**Exercise**
Each line that contains the word "clrks" counts once; give the total for the records below and nothing else.

**Raw records**
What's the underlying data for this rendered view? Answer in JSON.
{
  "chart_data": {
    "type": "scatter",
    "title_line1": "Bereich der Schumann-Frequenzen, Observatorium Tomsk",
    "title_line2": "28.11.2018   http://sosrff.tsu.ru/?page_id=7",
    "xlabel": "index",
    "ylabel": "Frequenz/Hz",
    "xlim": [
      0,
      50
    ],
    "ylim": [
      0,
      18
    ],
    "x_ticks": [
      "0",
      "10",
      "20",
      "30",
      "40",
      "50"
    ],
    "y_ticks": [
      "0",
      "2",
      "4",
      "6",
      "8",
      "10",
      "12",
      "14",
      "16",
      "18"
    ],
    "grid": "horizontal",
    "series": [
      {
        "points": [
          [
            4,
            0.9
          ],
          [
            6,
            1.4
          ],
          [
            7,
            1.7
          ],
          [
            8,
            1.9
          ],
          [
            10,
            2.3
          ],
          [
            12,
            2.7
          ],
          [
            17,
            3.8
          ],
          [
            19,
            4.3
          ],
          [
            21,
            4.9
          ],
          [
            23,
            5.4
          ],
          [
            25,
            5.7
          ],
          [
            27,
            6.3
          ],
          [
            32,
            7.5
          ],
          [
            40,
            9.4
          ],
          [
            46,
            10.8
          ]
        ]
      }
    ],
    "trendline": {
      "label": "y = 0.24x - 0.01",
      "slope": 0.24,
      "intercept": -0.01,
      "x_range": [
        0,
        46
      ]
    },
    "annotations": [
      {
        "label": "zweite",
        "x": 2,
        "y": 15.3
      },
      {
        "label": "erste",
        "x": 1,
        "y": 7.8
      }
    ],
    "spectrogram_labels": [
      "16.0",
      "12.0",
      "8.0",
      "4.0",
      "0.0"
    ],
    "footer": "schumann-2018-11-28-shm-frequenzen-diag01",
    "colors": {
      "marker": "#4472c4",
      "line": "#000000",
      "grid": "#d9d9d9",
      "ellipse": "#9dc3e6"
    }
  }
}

...

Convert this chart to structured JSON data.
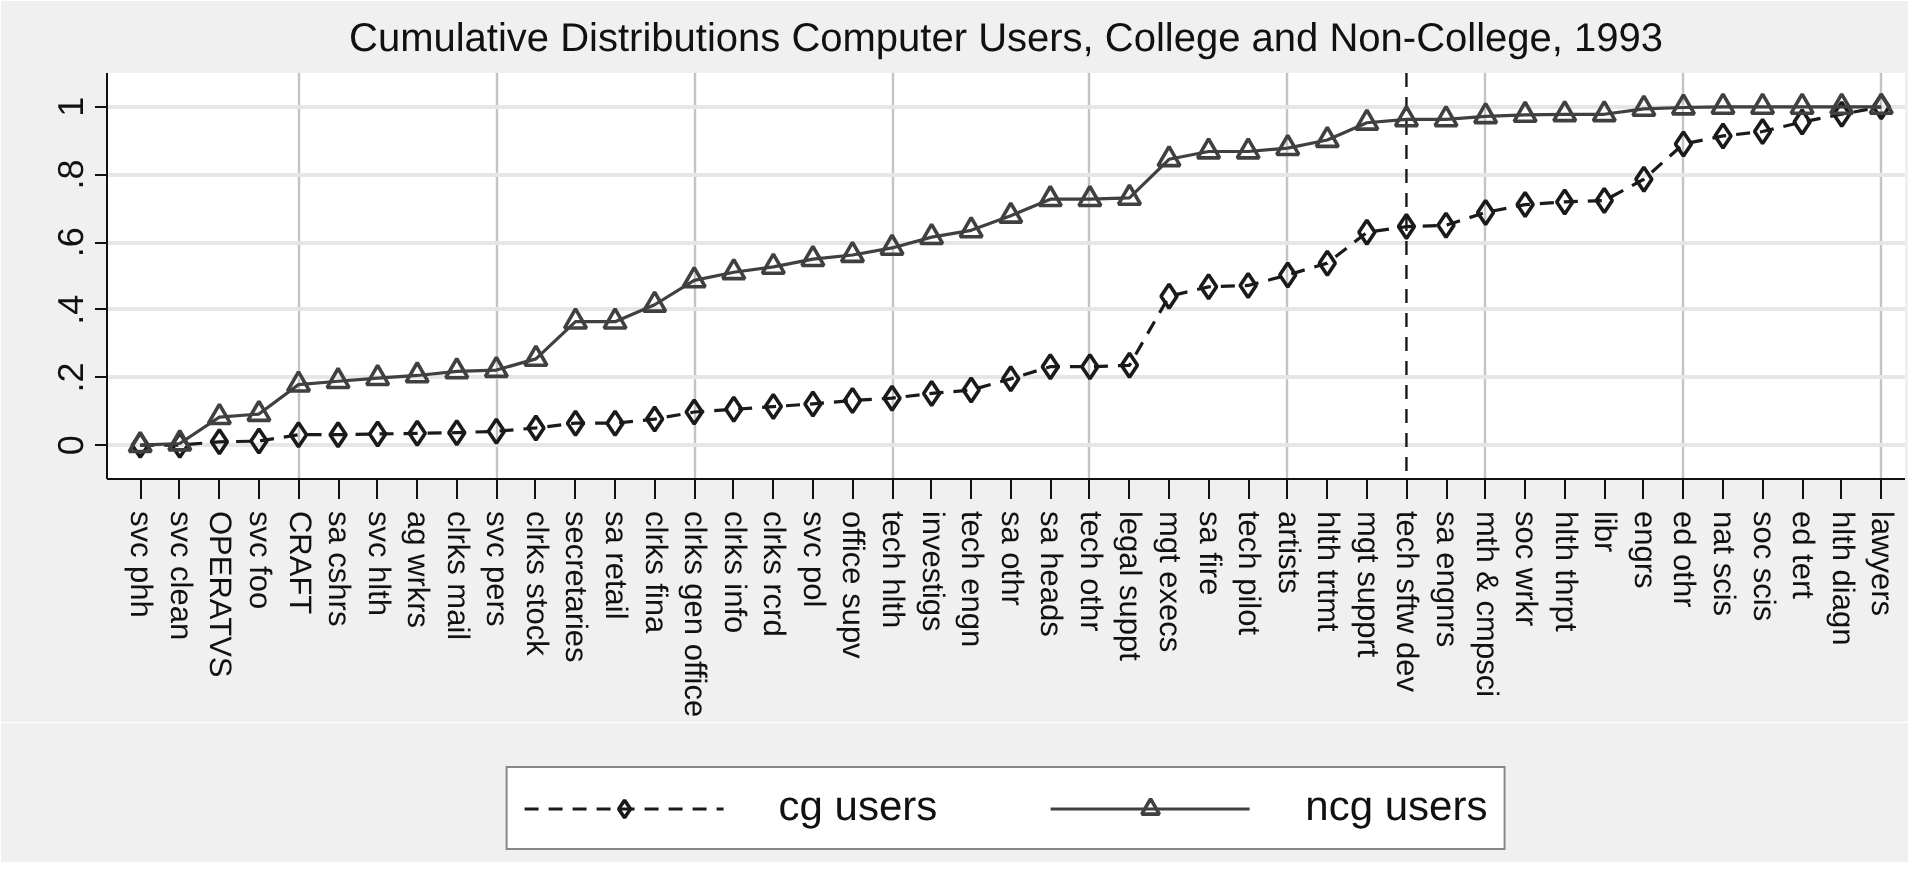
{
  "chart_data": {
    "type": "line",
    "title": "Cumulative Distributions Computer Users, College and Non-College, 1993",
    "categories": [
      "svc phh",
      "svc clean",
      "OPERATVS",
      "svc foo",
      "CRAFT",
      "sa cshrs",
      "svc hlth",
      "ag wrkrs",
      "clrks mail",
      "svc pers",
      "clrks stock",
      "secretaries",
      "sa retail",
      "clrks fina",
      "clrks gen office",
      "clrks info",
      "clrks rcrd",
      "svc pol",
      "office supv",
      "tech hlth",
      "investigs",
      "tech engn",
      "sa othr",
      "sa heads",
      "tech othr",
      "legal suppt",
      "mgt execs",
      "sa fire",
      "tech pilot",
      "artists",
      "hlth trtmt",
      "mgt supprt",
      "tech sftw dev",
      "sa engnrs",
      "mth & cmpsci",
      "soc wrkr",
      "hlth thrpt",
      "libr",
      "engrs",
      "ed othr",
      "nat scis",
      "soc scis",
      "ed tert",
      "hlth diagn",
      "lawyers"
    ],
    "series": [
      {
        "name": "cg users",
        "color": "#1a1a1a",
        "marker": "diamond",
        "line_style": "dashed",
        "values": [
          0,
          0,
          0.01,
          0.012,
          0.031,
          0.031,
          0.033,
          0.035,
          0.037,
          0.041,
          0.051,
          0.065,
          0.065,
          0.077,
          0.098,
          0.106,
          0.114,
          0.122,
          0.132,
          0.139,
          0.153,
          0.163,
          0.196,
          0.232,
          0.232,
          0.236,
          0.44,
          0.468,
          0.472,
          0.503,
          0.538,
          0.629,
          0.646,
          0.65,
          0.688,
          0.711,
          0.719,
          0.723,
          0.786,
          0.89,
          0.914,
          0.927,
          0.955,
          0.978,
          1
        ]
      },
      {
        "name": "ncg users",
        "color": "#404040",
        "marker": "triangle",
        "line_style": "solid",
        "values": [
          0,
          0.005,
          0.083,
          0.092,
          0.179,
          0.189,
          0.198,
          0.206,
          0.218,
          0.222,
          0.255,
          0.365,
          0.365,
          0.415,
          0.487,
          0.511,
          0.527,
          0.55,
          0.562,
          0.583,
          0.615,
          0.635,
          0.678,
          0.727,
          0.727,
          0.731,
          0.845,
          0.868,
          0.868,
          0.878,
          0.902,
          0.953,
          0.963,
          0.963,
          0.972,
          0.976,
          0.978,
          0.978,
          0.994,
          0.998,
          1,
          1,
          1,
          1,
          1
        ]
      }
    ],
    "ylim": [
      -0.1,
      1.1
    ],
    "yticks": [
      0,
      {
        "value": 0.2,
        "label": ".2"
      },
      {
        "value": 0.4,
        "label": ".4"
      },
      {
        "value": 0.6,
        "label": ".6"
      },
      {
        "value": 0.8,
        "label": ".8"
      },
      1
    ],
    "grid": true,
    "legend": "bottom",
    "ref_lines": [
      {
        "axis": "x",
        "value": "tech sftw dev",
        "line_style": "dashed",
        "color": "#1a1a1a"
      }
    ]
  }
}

...

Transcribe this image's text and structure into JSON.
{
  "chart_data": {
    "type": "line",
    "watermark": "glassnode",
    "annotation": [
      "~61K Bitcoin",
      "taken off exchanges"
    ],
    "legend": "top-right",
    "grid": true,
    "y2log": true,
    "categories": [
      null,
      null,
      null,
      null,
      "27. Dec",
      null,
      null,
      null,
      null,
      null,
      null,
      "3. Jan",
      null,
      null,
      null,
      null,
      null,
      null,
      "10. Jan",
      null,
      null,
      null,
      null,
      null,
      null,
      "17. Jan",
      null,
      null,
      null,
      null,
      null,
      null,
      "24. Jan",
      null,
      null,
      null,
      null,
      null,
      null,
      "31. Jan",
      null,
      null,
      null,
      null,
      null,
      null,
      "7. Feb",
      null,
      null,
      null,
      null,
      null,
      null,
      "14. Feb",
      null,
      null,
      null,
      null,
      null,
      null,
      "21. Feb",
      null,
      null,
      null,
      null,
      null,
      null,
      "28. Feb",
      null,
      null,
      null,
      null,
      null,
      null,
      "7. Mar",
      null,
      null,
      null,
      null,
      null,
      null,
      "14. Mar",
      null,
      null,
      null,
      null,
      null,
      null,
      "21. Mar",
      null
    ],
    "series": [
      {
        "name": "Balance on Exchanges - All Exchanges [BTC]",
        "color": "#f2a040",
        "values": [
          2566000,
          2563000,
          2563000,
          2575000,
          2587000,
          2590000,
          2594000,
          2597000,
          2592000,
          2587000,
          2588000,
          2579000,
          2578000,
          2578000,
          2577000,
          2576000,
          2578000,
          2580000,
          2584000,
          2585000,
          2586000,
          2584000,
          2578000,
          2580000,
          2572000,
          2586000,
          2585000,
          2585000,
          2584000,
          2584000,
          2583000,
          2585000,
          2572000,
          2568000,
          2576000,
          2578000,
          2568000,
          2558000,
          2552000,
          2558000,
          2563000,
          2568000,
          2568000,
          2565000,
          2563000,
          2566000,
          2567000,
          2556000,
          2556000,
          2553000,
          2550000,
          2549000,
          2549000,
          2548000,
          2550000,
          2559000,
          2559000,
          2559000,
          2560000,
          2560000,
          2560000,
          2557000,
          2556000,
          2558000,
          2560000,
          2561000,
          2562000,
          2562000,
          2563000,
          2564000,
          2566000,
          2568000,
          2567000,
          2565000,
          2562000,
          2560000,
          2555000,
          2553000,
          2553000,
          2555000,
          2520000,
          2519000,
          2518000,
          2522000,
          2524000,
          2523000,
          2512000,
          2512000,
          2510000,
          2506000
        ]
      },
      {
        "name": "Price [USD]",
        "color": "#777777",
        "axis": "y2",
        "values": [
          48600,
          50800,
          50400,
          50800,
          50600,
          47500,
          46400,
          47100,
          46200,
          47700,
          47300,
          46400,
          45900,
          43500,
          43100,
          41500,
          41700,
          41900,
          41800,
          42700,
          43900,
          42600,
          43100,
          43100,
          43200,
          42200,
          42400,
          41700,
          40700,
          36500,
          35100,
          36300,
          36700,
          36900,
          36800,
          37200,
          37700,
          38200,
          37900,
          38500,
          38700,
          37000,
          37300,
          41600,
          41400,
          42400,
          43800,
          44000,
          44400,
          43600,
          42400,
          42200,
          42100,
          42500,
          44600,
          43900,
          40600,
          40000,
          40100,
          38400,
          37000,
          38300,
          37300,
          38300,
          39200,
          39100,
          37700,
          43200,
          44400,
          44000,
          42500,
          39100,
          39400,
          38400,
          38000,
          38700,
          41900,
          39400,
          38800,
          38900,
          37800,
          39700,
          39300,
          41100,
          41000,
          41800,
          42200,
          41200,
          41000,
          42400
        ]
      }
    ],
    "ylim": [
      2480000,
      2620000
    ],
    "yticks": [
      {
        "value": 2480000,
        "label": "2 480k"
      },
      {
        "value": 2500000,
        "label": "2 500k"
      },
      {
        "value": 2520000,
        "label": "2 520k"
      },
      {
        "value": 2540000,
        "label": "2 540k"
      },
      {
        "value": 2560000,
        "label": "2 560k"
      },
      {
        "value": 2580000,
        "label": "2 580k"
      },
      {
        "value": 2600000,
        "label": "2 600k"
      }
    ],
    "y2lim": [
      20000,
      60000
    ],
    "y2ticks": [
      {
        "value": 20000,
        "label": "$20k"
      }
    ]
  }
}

**Task response**
6